**WRITTEN INSTRUCTION**
Output every entry exactly, from the first line to the last.

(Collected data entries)
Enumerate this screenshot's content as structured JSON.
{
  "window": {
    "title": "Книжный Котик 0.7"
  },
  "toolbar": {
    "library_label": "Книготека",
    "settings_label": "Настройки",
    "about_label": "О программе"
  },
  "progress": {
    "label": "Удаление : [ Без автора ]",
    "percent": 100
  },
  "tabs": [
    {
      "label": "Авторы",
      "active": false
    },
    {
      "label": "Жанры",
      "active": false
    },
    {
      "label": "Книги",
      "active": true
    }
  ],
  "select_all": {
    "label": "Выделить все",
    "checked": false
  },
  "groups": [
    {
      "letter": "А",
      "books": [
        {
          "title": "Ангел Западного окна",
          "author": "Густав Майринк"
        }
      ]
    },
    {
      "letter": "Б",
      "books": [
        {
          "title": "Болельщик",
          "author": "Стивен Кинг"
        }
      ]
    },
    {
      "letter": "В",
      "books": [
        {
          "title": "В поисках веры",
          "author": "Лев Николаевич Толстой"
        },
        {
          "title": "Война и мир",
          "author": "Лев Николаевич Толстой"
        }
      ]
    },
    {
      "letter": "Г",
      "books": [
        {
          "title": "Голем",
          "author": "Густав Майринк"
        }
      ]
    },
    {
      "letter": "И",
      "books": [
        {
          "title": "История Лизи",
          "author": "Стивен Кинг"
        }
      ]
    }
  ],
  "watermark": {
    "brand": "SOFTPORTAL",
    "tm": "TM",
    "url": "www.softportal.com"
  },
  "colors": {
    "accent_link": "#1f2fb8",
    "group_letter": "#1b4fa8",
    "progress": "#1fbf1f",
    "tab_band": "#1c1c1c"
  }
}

**REPLY TO THE EXERCISE**
Enumerate this screenshot's content as structured JSON.
{
  "window": {
    "title": "Книжный Котик 0.7"
  },
  "toolbar": {
    "library_label": "Книготека",
    "settings_label": "Настройки",
    "about_label": "О программе"
  },
  "progress": {
    "label": "Удаление : [ Без автора ]",
    "percent": 100
  },
  "tabs": [
    {
      "label": "Авторы",
      "active": false
    },
    {
      "label": "Жанры",
      "active": false
    },
    {
      "label": "Книги",
      "active": true
    }
  ],
  "select_all": {
    "label": "Выделить все",
    "checked": false
  },
  "groups": [
    {
      "letter": "А",
      "books": [
        {
          "title": "Ангел Западного окна",
          "author": "Густав Майринк"
        }
      ]
    },
    {
      "letter": "Б",
      "books": [
        {
          "title": "Болельщик",
          "author": "Стивен Кинг"
        }
      ]
    },
    {
      "letter": "В",
      "books": [
        {
          "title": "В поисках веры",
          "author": "Лев Николаевич Толстой"
        },
        {
          "title": "Война и мир",
          "author": "Лев Николаевич Толстой"
        }
      ]
    },
    {
      "letter": "Г",
      "books": [
        {
          "title": "Голем",
          "author": "Густав Майринк"
        }
      ]
    },
    {
      "letter": "И",
      "books": [
        {
          "title": "История Лизи",
          "author": "Стивен Кинг"
        }
      ]
    }
  ],
  "watermark": {
    "brand": "SOFTPORTAL",
    "tm": "TM",
    "url": "www.softportal.com"
  },
  "colors": {
    "accent_link": "#1f2fb8",
    "group_letter": "#1b4fa8",
    "progress": "#1fbf1f",
    "tab_band": "#1c1c1c"
  }
}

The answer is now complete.